* **Figure data in JSON**

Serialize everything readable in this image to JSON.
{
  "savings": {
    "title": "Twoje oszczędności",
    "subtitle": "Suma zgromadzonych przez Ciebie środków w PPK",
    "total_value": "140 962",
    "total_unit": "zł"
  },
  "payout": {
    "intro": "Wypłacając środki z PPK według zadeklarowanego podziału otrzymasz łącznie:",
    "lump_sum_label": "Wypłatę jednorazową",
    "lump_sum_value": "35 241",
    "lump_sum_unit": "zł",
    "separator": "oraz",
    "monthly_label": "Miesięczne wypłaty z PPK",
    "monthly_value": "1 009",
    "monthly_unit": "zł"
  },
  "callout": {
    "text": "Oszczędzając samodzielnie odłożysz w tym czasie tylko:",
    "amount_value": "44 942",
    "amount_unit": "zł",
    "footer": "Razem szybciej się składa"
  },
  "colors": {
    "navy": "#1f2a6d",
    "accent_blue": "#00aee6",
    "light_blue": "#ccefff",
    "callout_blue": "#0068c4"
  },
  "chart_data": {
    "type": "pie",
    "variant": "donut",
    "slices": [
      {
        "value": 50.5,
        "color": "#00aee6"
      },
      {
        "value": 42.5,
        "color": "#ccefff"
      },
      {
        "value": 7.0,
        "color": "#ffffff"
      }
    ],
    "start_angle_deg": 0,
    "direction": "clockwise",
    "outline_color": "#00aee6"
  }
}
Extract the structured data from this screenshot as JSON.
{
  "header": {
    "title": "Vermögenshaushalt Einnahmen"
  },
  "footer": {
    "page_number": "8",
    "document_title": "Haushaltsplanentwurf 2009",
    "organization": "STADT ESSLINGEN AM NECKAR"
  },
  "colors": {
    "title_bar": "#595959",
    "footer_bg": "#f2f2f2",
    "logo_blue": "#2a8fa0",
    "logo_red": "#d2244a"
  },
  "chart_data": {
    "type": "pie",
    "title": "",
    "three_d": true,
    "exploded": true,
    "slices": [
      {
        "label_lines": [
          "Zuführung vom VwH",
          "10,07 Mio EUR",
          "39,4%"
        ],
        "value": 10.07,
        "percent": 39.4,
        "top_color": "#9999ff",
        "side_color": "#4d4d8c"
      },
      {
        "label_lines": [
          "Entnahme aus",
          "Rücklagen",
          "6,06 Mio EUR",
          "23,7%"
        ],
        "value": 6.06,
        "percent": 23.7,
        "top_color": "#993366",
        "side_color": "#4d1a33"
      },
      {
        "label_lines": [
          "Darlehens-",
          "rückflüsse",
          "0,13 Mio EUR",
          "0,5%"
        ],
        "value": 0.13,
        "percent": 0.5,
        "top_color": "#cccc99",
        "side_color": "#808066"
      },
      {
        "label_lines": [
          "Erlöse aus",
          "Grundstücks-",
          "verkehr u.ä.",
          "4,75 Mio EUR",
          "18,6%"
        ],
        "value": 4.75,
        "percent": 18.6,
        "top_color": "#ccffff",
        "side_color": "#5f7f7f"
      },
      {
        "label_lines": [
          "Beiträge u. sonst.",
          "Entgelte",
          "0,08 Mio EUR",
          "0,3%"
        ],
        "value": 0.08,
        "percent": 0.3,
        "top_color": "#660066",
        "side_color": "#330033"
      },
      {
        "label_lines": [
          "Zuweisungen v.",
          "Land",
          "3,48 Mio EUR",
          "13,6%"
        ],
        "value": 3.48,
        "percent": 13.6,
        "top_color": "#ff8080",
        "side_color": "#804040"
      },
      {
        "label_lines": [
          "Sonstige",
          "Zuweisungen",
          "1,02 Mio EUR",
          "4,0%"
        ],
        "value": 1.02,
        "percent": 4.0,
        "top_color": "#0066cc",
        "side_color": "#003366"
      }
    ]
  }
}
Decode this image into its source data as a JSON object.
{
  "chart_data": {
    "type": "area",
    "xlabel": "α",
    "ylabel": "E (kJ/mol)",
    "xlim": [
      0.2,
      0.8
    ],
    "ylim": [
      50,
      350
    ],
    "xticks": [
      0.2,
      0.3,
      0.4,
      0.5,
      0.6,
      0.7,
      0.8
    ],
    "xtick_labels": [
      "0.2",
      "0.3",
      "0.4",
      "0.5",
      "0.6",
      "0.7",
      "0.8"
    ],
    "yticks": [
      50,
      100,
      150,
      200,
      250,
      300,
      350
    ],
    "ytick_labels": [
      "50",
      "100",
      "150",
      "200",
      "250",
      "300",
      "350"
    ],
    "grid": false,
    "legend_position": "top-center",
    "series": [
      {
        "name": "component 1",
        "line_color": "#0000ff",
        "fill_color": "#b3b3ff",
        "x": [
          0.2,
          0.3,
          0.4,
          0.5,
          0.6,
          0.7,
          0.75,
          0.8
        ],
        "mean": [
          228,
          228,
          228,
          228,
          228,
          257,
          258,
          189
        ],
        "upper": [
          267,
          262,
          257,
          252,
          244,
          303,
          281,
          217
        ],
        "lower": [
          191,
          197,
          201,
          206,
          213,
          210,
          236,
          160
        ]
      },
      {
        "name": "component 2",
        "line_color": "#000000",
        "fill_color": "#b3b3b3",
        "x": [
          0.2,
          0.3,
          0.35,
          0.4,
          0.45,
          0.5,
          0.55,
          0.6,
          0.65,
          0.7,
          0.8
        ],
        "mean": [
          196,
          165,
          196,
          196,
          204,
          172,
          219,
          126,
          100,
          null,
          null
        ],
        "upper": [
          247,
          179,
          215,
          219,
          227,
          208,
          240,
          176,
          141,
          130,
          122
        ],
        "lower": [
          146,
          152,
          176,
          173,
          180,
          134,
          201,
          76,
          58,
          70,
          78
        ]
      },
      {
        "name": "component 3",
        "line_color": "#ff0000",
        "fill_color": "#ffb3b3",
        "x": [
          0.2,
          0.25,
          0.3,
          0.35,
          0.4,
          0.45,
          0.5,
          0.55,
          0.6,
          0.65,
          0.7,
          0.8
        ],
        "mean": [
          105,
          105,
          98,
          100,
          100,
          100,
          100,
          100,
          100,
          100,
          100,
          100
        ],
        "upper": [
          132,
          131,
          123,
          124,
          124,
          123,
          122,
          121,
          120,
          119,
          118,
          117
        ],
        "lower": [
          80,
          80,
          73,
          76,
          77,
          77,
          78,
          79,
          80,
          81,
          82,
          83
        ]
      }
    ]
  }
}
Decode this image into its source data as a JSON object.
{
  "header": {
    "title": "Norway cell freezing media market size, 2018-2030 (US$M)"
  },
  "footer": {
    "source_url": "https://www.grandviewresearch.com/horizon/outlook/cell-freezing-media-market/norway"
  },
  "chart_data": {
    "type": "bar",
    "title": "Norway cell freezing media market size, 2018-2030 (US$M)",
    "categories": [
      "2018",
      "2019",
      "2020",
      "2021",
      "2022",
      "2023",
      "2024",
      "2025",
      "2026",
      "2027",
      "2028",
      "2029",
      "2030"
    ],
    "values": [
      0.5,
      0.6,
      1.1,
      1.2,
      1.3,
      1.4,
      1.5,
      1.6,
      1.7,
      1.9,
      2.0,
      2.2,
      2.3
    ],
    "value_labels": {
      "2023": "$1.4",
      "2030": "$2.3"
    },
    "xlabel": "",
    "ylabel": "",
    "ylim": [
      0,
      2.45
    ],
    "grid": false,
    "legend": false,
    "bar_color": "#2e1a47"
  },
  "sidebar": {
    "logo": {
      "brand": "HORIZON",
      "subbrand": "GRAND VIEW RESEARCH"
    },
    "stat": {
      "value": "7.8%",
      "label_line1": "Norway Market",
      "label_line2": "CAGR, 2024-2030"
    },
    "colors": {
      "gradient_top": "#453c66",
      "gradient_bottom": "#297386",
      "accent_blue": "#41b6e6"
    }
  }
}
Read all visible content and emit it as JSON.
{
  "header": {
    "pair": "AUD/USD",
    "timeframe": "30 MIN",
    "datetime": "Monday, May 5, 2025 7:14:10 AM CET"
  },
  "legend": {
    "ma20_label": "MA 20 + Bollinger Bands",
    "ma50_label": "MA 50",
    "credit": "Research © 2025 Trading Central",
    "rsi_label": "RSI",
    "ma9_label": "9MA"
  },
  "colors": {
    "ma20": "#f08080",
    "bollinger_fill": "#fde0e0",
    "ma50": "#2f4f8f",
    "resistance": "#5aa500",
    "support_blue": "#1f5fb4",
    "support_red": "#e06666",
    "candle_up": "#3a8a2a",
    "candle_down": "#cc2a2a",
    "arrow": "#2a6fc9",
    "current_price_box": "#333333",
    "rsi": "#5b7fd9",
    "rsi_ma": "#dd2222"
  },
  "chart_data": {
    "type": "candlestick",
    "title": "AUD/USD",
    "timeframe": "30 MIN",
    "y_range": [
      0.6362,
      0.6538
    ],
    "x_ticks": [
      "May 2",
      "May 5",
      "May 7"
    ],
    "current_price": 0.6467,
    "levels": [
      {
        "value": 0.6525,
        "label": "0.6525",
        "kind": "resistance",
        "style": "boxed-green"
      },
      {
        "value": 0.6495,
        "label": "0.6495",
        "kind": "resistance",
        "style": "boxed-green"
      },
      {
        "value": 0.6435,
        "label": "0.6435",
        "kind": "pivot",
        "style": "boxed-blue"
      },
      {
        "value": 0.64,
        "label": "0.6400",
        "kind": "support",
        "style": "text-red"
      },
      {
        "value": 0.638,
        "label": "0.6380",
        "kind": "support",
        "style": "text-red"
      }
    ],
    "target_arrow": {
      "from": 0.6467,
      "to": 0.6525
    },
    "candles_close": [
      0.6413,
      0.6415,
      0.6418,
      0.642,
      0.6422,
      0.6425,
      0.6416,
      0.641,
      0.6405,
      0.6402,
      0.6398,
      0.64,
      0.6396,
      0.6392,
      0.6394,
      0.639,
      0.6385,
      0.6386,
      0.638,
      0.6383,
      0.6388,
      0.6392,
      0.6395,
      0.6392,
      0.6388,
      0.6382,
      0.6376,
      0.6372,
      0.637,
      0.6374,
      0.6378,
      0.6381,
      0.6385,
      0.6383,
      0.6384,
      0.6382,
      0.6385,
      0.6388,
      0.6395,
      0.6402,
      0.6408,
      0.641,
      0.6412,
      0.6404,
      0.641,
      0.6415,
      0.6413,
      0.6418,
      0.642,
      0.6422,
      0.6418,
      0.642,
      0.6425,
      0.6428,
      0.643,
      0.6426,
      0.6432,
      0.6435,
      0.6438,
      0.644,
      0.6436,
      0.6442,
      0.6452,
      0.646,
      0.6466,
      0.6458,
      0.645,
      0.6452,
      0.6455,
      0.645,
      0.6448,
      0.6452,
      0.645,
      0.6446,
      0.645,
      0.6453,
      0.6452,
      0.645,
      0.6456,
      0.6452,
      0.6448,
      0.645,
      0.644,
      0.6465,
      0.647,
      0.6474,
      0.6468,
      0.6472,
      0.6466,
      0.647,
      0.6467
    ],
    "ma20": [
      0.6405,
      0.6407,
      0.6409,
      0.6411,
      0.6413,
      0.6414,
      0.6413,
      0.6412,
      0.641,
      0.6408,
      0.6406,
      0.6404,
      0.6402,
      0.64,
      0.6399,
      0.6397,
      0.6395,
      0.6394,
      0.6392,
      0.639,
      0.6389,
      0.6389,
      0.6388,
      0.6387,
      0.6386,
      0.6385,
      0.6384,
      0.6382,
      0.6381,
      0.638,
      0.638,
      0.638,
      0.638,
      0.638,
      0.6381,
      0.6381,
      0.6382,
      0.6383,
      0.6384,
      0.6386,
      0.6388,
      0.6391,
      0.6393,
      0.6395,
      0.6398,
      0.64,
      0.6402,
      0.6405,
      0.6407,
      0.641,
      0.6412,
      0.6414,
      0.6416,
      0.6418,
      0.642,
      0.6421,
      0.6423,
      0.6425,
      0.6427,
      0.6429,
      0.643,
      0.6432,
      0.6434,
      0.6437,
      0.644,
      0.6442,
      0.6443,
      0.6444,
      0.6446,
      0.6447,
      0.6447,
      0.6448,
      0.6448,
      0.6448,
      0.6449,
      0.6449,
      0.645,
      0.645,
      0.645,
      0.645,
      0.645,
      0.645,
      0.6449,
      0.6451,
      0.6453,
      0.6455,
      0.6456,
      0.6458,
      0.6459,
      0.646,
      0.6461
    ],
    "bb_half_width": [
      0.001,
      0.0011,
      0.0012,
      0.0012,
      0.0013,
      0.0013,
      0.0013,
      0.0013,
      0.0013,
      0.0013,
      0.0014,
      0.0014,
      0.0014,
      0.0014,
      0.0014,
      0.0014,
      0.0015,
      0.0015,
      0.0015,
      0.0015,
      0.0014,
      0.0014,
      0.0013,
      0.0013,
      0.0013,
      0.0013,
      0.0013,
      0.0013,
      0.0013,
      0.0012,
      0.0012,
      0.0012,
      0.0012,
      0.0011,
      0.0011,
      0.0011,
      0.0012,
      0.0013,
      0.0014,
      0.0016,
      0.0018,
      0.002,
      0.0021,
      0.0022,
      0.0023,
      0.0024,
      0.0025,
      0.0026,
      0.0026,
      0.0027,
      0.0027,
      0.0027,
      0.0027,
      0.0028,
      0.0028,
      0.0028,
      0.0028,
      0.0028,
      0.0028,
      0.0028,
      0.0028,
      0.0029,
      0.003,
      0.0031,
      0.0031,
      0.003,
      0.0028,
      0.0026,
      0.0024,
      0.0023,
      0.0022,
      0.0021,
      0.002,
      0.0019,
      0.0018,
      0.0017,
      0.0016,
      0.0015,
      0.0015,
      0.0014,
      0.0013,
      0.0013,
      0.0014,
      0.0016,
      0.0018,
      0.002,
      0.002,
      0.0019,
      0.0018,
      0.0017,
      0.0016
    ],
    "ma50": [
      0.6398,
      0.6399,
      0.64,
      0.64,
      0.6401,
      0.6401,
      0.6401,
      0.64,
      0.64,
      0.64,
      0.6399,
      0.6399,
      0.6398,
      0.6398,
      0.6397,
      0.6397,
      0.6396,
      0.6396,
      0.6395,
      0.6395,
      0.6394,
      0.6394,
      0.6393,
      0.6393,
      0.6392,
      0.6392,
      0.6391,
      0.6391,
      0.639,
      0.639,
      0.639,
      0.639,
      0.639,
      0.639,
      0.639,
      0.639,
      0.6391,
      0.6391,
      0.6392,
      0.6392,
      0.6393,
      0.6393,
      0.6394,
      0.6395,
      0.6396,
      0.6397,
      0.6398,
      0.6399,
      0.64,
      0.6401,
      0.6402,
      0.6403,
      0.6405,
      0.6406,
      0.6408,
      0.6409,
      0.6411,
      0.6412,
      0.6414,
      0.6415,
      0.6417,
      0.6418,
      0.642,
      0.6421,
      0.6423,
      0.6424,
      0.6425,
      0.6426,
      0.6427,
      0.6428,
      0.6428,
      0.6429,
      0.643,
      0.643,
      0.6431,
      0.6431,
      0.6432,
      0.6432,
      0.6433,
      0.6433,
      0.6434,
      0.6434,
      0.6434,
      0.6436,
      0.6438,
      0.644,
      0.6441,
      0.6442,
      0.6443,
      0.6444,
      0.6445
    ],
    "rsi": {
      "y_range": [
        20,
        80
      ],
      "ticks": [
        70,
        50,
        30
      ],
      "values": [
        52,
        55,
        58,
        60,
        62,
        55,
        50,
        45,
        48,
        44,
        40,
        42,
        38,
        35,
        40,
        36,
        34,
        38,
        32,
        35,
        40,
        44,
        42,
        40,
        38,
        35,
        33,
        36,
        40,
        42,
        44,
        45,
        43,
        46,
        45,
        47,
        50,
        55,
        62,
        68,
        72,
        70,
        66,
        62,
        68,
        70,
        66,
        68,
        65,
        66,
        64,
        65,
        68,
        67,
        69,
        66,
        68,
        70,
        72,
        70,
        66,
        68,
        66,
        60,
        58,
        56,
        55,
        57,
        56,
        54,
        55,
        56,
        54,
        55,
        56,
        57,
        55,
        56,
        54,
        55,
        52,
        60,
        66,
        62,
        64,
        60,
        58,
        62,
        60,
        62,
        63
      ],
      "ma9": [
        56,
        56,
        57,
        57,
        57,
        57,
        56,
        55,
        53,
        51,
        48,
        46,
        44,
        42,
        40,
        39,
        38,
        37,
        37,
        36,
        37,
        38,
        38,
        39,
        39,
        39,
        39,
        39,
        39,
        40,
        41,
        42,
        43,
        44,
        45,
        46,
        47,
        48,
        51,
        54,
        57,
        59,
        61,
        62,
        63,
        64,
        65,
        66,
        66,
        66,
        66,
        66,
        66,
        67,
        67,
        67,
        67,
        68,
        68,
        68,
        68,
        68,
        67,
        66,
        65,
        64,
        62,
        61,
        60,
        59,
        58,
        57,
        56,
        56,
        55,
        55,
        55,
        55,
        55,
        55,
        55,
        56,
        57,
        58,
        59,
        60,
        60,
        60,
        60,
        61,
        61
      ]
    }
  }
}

* **Written instruction**
Track down every line holding the string "type" and copy it.

* **Task result**
    "type": "pie",
    "type": "pie",
    "type": "area",
    "type": "bar",
    "type": "candlestick",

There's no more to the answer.